Task requirements
The exercise asks you to copy every line below in which "настоящего" appears.

########

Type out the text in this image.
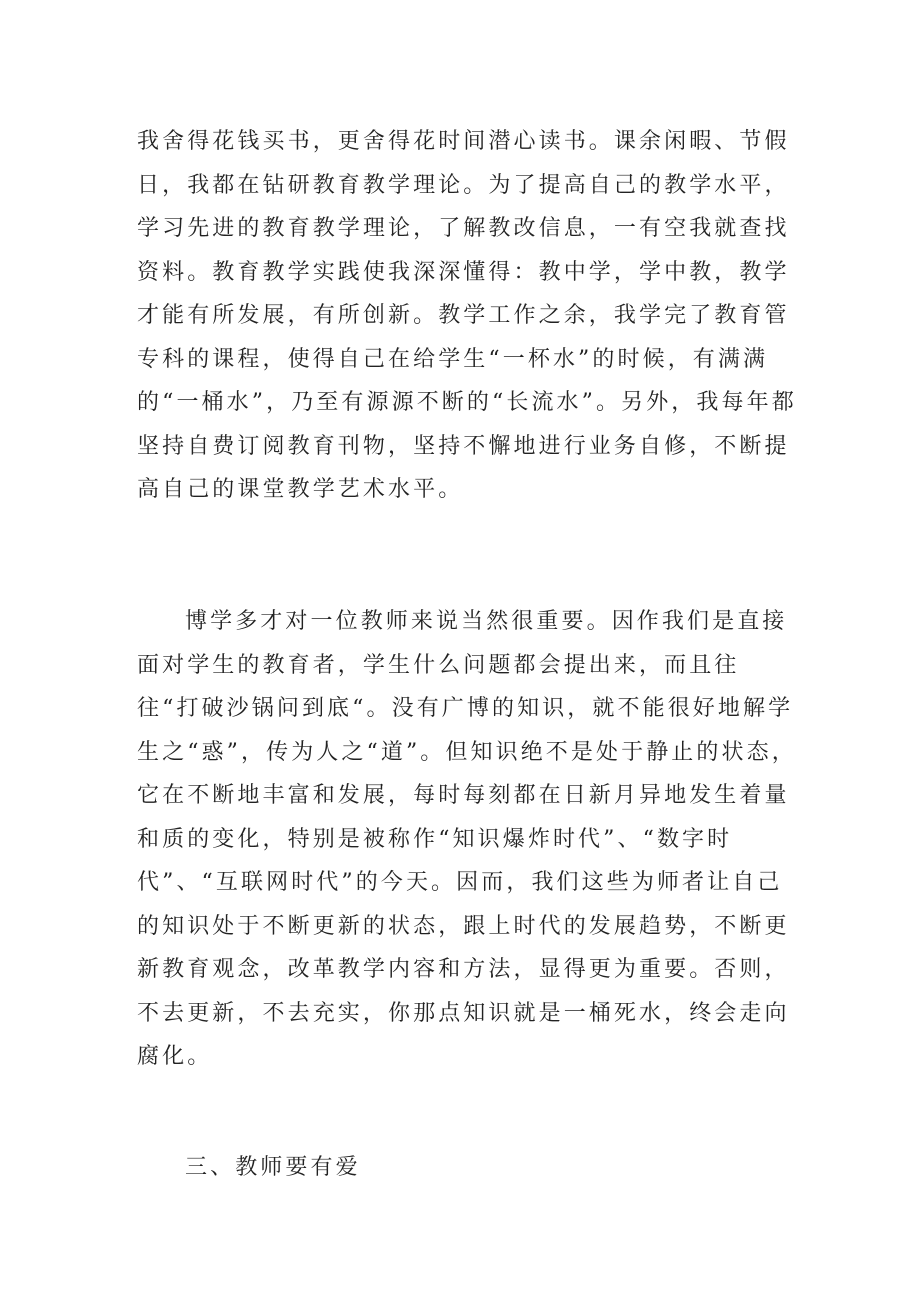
我舍得花钱买书，更舍得花时间潜心读书。课余闲暇、节假日，我都在钻研教育教学理论。为了提高自己的教学水平，学习先进的教育教学理论，了解教改信息，一有空我就查找资料。教育教学实践使我深深懂得：教中学，学中教，教学才能有所发展，有所创新。教学工作之余，我学完了教育管专科的课程，使得自己在给学生“一杯水”的时候，有满满的“一桶水”，乃至有源源不断的“长流水”。另外，我每年都坚持自费订阅教育刊物，坚持不懈地进行业务自修，不断提高自己的课堂教学艺术水平。

博学多才对一位教师来说当然很重要。因作我们是直接面对学生的教育者，学生什么问题都会提出来，而且往往“打破沙锅问到底“。没有广博的知识，就不能很好地解学生之“惑”，传为人之“道”。但知识绝不是处于静止的状态，它在不断地丰富和发展，每时每刻都在日新月异地发生着量和质的变化，特别是被称作“知识爆炸时代”、“数字时代”、“互联网时代”的今天。因而，我们这些为师者让自己的知识处于不断更新的状态，跟上时代的发展趋势，不断更新教育观念，改革教学内容和方法，显得更为重要。否则，不去更新，不去充实，你那点知识就是一桶死水，终会走向腐化。

三、教师要有爱
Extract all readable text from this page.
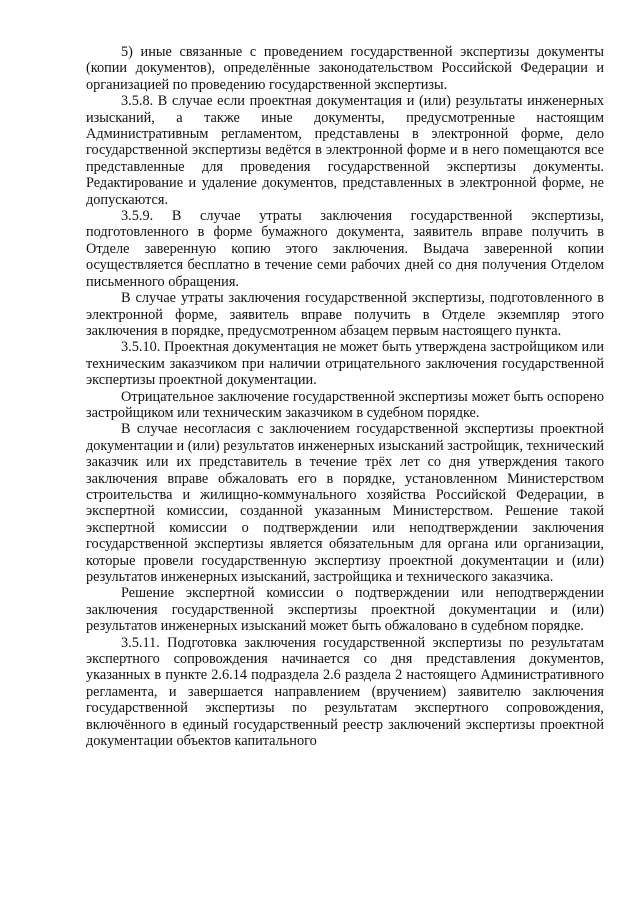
5) иные связанные с проведением государственной экспертизы документы (копии документов), определённые законодательством Российской Федерации и организацией по проведению государственной экспертизы.

3.5.8. В случае если проектная документация и (или) результаты инженерных изысканий, а также иные документы, предусмотренные настоящим Административным регламентом, представлены в электронной форме, дело государственной экспертизы ведётся в электронной форме и в него помещаются все представленные для проведения государственной экспертизы документы. Редактирование и удаление документов, представленных в электронной форме, не допускаются.

3.5.9. В случае утраты заключения государственной экспертизы, подготовленного в форме бумажного документа, заявитель вправе получить в Отделе заверенную копию этого заключения. Выдача заверенной копии осуществляется бесплатно в течение семи рабочих дней со дня получения Отделом письменного обращения.

В случае утраты заключения государственной экспертизы, подготовленного в электронной форме, заявитель вправе получить в Отделе экземпляр этого заключения в порядке, предусмотренном абзацем первым настоящего пункта.

3.5.10. Проектная документация не может быть утверждена застройщиком или техническим заказчиком при наличии отрицательного заключения государственной экспертизы проектной документации.

Отрицательное заключение государственной экспертизы может быть оспорено застройщиком или техническим заказчиком в судебном порядке.

В случае несогласия с заключением государственной экспертизы проектной документации и (или) результатов инженерных изысканий застройщик, технический заказчик или их представитель в течение трёх лет со дня утверждения такого заключения вправе обжаловать его в порядке, установленном Министерством строительства и жилищно-коммунального хозяйства Российской Федерации, в экспертной комиссии, созданной указанным Министерством. Решение такой экспертной комиссии о подтверждении или неподтверждении заключения государственной экспертизы является обязательным для органа или организации, которые провели государственную экспертизу проектной документации и (или) результатов инженерных изысканий, застройщика и технического заказчика.

Решение экспертной комиссии о подтверждении или неподтверждении заключения государственной экспертизы проектной документации и (или) результатов инженерных изысканий может быть обжаловано в судебном порядке.

3.5.11. Подготовка заключения государственной экспертизы по результатам экспертного сопровождения начинается со дня представления документов, указанных в пункте 2.6.14 подраздела 2.6 раздела 2 настоящего Административного регламента, и завершается направлением (вручением) заявителю заключения государственной экспертизы по результатам экспертного сопровождения, включённого в единый государственный реестр заключений экспертизы проектной документации объектов капитального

########

Final result
В случае утраты заключения государственной экспертизы, подготовленного в электронной форме, заявитель вправе получить в Отделе экземпляр этого заключения в порядке, предусмотренном абзацем первым настоящего пункта.
3.5.11. Подготовка заключения государственной экспертизы по результатам экспертного сопровождения начинается со дня представления документов, указанных в пункте 2.6.14 подраздела 2.6 раздела 2 настоящего Административного регламента, и завершается направлением (вручением) заявителю заключения государственной экспертизы по результатам экспертного сопровождения, включённого в единый государственный реестр заключений экспертизы проектной документации объектов капитального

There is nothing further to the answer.